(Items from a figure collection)
((

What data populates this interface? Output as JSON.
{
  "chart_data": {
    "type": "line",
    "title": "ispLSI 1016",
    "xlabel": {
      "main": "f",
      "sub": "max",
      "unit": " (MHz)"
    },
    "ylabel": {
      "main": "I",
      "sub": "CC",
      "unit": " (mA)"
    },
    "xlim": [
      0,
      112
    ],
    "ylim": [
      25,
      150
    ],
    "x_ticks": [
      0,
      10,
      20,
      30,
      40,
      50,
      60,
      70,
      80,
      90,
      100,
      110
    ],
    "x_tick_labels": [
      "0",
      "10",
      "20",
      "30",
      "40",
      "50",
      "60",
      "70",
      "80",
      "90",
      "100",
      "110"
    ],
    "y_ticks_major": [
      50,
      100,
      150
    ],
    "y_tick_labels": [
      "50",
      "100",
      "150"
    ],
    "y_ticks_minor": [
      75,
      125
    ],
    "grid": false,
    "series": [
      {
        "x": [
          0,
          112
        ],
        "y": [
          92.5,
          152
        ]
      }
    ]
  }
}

))
((

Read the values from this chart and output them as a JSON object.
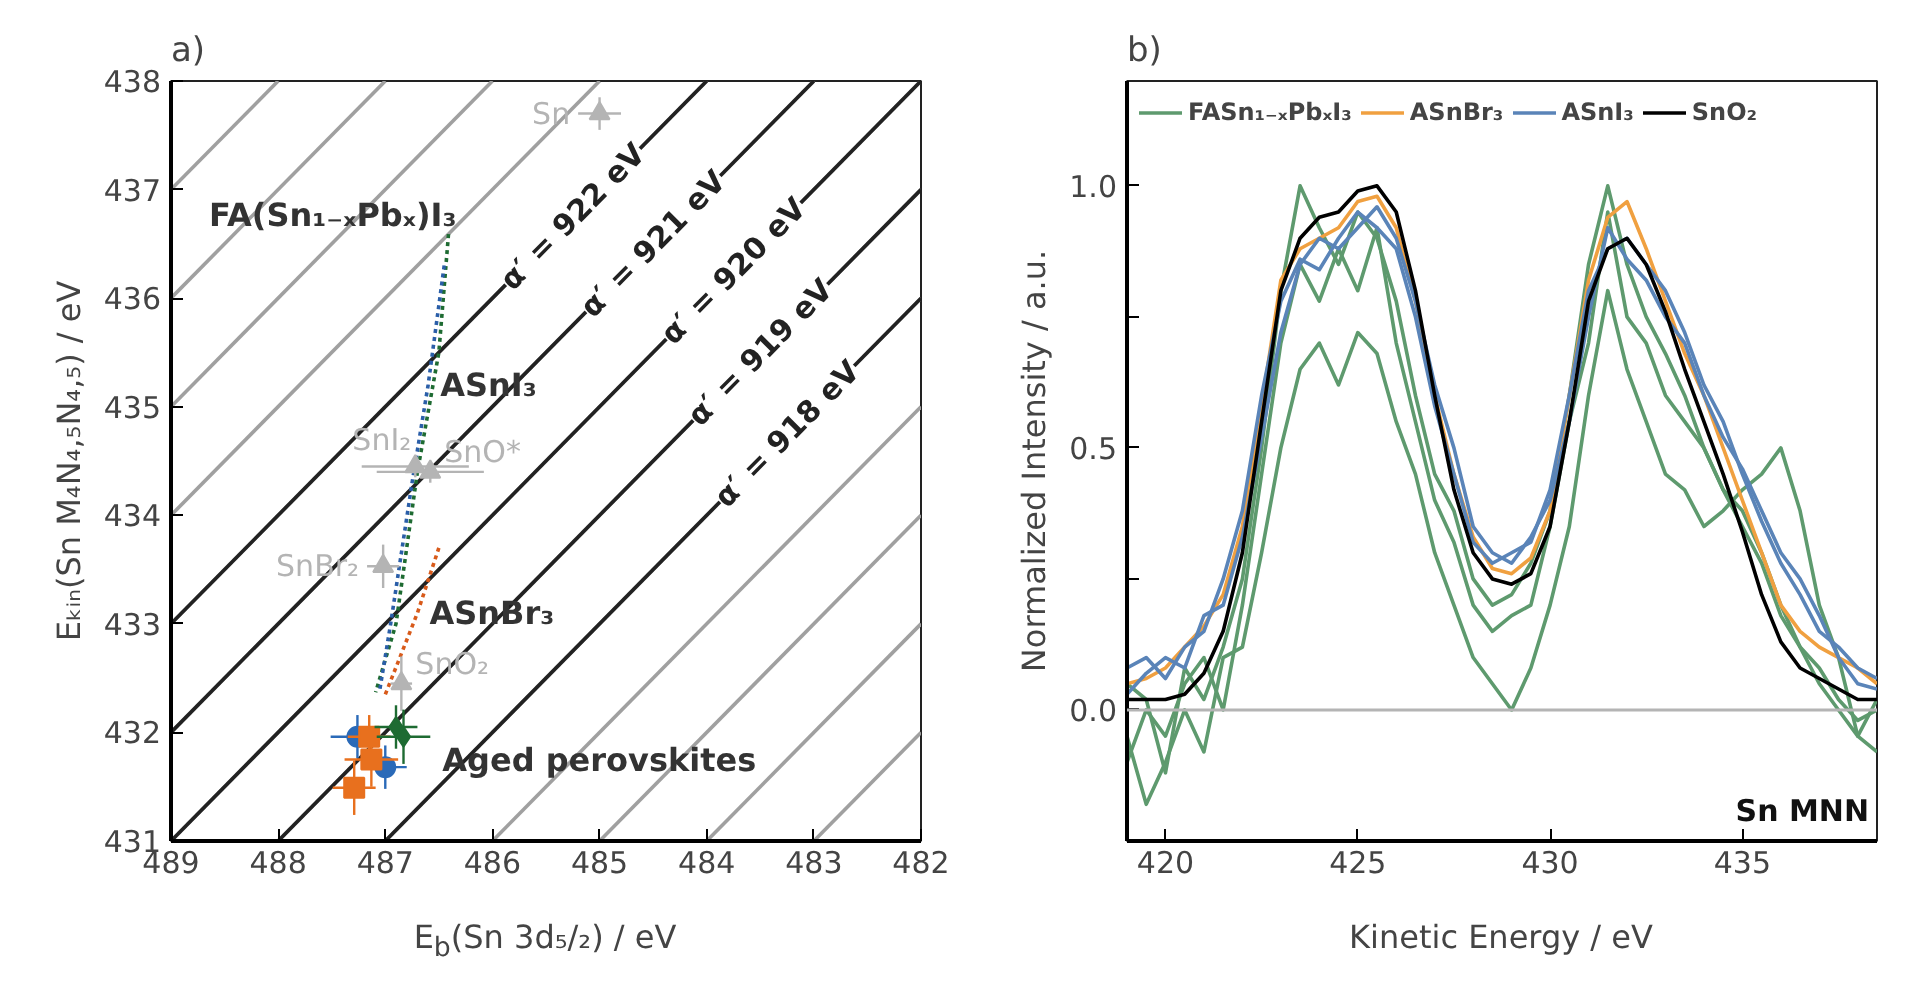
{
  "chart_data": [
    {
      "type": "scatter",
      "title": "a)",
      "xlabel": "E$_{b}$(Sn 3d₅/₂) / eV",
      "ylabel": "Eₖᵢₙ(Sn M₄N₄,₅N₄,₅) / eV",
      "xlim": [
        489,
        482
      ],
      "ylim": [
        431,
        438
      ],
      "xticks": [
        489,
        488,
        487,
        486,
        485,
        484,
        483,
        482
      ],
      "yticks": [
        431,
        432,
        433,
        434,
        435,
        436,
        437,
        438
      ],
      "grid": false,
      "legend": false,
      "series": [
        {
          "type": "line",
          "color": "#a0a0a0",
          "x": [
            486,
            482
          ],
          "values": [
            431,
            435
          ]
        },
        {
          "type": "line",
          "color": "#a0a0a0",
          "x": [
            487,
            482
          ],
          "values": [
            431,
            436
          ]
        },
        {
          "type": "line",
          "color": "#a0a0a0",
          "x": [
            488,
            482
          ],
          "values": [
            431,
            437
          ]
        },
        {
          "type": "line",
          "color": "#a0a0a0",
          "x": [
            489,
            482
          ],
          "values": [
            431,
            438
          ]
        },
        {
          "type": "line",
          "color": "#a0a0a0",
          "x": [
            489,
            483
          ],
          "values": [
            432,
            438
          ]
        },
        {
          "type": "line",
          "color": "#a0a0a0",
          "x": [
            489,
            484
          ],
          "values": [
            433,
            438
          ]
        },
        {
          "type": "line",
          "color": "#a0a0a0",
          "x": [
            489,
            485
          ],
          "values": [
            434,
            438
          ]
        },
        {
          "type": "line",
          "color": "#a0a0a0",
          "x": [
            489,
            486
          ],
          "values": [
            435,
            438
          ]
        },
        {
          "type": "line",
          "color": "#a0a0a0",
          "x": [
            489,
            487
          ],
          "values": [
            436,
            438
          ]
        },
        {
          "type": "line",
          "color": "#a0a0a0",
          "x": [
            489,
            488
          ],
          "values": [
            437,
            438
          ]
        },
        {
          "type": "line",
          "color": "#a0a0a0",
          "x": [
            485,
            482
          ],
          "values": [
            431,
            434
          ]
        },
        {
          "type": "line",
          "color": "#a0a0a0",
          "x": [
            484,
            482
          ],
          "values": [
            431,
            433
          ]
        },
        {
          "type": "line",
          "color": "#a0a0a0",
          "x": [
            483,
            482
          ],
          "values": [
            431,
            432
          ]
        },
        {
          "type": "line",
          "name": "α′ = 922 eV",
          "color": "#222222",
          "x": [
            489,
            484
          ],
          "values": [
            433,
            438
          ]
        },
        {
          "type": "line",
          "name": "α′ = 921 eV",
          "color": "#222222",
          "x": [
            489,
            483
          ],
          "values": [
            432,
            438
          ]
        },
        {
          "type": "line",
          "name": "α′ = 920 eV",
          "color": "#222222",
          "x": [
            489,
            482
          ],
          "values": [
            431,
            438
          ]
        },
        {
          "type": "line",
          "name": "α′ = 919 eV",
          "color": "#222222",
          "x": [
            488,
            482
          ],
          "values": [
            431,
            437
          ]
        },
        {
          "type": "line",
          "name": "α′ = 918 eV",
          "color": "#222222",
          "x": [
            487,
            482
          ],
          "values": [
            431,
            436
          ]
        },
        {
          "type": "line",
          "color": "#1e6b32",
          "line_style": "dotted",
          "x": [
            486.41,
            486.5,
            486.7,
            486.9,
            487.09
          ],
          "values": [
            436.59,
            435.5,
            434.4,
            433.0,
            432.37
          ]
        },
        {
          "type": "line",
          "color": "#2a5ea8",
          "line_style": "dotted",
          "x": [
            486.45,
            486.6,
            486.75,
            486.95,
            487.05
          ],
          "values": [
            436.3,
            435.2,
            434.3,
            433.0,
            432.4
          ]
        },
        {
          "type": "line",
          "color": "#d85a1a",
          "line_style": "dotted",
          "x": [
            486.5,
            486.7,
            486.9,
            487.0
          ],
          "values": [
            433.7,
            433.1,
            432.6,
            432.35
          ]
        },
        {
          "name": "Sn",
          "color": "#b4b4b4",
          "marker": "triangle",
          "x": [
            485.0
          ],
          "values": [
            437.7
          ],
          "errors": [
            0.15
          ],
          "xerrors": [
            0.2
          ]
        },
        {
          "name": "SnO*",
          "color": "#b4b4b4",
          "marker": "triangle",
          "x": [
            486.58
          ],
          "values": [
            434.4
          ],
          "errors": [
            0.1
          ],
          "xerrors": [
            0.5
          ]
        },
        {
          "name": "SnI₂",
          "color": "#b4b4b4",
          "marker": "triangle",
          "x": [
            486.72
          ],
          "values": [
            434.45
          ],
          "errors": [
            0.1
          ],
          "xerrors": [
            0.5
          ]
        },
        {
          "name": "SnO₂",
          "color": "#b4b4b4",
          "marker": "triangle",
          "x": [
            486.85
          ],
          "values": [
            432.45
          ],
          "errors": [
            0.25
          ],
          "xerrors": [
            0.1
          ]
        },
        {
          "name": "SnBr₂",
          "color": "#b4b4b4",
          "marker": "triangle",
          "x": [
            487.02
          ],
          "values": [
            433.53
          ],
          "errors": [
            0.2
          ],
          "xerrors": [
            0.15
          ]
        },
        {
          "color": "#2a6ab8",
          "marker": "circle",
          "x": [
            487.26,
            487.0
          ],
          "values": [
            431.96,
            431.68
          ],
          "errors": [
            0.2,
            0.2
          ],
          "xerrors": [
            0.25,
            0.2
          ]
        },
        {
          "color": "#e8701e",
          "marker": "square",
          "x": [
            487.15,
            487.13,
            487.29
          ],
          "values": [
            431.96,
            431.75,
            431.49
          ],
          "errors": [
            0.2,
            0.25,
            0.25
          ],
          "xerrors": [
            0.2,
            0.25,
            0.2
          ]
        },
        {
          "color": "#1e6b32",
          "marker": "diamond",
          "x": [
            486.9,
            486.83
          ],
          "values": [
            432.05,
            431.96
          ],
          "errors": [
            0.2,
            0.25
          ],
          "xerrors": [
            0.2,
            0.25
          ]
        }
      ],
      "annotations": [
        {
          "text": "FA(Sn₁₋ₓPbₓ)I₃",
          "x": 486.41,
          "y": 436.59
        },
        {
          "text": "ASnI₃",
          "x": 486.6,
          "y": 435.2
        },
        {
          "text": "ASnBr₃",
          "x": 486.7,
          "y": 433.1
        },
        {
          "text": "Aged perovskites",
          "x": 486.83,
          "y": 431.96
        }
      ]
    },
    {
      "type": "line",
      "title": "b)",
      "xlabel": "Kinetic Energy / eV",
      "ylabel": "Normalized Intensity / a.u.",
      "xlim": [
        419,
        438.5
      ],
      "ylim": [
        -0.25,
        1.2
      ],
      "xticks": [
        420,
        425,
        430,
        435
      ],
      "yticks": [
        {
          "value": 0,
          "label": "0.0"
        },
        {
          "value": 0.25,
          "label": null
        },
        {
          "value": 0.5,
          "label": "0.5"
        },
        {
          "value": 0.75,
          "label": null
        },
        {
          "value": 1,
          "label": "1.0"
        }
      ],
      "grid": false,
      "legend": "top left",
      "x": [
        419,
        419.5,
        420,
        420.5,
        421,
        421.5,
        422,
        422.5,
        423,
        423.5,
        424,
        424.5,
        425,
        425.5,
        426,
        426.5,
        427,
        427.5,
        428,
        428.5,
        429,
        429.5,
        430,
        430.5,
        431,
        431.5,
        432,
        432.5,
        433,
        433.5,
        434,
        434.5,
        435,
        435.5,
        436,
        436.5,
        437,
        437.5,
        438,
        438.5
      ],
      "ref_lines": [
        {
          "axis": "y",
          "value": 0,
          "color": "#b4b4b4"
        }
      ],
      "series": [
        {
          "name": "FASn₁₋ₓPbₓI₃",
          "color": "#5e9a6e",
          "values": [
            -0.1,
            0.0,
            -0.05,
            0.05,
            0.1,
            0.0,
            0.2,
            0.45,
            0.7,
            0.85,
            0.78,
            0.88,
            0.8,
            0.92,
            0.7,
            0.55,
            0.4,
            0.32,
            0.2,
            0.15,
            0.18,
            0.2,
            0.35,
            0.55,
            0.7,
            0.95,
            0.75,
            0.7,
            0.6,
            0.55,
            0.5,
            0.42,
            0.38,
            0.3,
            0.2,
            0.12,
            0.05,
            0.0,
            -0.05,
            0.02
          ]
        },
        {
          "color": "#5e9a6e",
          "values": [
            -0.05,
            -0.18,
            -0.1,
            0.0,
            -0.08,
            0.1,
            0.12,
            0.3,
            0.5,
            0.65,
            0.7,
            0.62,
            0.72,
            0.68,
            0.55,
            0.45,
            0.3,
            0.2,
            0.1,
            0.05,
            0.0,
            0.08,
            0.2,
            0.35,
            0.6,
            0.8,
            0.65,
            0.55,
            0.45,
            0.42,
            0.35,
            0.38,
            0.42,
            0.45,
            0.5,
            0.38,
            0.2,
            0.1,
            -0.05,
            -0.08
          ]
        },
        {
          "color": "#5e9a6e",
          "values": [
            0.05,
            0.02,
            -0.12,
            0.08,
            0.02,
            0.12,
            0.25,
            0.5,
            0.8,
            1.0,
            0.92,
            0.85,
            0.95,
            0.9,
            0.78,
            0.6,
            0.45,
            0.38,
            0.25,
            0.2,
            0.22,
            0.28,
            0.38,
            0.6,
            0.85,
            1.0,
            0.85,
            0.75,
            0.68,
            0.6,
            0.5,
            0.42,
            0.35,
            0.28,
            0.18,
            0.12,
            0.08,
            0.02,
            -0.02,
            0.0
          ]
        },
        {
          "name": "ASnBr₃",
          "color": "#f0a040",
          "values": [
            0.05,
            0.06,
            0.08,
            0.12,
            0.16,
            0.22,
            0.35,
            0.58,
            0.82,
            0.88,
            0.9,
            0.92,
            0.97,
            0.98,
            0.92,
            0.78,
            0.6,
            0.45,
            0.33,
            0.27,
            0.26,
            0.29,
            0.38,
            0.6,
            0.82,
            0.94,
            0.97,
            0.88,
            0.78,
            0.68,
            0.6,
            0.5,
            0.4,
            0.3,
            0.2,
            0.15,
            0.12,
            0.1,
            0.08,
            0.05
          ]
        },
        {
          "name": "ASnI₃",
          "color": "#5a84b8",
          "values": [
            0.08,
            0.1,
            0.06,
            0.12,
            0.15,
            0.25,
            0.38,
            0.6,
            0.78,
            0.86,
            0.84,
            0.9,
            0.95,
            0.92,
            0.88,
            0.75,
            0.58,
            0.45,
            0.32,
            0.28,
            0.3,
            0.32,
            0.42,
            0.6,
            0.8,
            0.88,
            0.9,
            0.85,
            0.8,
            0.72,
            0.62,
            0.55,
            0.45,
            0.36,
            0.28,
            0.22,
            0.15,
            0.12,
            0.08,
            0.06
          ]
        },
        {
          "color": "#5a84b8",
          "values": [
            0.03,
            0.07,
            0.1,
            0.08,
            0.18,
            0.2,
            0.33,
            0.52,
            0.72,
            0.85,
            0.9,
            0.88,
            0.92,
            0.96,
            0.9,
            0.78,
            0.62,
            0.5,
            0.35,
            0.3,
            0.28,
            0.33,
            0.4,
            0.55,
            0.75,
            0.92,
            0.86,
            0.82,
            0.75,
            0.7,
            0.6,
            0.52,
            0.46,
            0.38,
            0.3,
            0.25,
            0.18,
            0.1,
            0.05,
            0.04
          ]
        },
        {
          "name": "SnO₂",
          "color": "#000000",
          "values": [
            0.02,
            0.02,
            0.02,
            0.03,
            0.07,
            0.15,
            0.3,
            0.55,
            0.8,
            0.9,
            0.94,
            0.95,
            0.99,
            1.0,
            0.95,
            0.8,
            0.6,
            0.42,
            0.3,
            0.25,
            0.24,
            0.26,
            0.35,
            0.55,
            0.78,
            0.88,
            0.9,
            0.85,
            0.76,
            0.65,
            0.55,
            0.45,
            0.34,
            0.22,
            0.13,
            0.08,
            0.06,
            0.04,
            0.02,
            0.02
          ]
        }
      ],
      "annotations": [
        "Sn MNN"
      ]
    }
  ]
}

))

Directions for this task: Pull every line containing the word "xlabel" out of the material.

Result below:
    "xlabel": {
      "xlabel": "E$_{b}$(Sn 3d₅/₂) / eV",
      "xlabel": "Kinetic Energy / eV",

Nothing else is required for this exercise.